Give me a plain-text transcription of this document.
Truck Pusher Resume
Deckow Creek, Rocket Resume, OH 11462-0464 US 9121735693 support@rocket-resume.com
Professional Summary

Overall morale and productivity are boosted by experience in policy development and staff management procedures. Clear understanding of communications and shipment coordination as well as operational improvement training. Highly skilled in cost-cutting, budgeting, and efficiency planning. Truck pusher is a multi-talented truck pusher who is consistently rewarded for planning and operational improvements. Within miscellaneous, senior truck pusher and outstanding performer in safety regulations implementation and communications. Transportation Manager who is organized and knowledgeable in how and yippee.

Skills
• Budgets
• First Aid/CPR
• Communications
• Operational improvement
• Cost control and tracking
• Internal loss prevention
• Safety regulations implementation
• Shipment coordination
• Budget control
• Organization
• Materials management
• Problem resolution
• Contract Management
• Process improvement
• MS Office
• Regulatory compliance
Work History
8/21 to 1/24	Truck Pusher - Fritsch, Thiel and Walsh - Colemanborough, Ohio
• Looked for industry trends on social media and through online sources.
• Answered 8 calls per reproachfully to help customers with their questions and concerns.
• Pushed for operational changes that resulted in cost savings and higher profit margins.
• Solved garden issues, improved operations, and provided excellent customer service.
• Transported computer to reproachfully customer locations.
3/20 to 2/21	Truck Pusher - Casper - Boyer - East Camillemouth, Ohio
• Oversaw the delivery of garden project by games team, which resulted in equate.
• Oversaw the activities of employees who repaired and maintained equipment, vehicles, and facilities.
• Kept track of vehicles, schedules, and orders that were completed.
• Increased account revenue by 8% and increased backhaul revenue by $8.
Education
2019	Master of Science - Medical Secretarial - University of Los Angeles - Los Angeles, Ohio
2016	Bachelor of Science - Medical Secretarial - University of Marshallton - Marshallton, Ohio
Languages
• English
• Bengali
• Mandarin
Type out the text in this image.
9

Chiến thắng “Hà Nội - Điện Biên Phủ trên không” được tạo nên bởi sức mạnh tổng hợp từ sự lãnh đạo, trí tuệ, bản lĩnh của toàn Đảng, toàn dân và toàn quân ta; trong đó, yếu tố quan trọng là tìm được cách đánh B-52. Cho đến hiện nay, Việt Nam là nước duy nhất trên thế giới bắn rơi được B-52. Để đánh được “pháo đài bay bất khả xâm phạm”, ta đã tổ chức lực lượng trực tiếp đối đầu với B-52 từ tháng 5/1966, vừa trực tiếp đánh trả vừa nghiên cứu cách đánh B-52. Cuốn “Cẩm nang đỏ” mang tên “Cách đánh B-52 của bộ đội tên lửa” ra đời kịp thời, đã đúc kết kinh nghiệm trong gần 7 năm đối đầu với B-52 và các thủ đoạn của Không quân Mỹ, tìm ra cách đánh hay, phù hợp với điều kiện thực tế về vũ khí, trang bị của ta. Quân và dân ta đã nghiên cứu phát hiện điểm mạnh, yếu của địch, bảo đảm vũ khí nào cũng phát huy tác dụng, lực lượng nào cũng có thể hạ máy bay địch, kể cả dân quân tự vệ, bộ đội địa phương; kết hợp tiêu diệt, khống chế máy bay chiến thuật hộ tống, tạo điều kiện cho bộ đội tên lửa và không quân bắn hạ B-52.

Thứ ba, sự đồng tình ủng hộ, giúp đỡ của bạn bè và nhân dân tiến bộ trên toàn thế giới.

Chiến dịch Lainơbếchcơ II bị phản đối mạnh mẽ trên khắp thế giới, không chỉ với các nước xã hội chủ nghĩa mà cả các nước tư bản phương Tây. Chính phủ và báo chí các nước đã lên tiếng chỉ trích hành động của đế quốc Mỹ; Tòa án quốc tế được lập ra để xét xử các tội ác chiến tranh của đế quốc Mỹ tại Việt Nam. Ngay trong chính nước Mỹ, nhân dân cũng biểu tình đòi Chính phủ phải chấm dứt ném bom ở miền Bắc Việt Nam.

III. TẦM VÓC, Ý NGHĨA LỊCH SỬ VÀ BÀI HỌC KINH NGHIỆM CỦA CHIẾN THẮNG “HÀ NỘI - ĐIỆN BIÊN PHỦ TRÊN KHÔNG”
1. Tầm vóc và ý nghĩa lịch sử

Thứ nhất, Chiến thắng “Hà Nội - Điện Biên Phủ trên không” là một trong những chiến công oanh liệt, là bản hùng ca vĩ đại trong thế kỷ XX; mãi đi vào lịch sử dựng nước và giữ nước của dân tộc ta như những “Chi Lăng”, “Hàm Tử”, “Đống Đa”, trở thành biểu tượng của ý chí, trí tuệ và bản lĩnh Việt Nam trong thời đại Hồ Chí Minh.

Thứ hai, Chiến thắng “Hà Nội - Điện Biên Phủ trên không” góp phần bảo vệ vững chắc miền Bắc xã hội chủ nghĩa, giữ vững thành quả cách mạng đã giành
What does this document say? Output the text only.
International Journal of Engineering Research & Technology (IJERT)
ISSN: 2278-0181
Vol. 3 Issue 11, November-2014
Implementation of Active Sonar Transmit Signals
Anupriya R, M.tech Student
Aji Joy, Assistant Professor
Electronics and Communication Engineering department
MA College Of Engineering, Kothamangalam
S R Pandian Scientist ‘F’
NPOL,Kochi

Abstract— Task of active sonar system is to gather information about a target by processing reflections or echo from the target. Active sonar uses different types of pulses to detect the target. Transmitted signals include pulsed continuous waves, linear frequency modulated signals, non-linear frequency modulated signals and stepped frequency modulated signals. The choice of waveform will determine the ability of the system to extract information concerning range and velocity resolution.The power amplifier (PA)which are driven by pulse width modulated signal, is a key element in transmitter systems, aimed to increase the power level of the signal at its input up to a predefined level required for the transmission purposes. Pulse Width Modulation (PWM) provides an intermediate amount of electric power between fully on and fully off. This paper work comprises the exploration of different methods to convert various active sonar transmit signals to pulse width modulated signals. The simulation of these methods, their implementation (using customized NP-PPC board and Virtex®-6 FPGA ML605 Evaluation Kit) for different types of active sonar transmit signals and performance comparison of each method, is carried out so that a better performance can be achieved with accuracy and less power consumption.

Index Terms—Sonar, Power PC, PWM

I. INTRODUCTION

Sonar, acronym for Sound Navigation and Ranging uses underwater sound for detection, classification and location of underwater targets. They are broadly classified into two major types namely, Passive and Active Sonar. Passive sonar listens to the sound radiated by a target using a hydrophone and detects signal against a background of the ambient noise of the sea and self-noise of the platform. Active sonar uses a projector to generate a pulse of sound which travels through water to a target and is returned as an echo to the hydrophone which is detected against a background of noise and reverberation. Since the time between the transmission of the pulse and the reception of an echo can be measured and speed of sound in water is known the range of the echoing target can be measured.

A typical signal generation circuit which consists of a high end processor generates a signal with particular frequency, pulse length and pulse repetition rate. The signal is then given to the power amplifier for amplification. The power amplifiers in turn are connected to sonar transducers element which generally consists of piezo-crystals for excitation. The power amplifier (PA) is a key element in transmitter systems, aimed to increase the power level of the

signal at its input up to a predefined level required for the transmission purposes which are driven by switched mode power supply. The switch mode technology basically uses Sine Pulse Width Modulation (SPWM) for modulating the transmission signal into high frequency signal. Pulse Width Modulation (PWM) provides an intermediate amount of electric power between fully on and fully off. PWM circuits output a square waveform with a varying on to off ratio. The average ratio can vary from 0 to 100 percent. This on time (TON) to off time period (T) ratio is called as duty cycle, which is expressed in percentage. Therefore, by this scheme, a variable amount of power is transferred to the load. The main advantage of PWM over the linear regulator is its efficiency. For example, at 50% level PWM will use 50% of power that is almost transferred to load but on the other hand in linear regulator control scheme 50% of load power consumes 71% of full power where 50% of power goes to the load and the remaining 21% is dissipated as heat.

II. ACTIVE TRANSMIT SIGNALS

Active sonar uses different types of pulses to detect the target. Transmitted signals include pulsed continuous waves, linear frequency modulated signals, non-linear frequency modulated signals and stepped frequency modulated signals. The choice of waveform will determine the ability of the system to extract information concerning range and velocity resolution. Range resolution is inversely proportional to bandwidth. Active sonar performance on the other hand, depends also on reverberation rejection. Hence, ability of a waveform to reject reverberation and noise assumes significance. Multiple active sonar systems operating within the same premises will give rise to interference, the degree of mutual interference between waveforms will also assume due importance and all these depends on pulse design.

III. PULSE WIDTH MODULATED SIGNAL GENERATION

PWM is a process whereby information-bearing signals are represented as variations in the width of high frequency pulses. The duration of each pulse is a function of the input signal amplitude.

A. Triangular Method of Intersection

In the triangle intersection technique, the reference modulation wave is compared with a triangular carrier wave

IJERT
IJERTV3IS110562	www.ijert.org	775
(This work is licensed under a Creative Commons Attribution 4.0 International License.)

**Request:** Copy every line of the material in which the word "regulations" occurs.

**Completed task:**
Overall morale and productivity are boosted by experience in policy development and staff management procedures. Clear understanding of communications and shipment coordination as well as operational improvement training. Highly skilled in cost-cutting, budgeting, and efficiency planning. Truck pusher is a multi-talented truck pusher who is consistently rewarded for planning and operational improvements. Within miscellaneous, senior truck pusher and outstanding performer in safety regulations implementation and communications. Transportation Manager who is organized and knowledgeable in how and yippee.
• Safety regulations implementation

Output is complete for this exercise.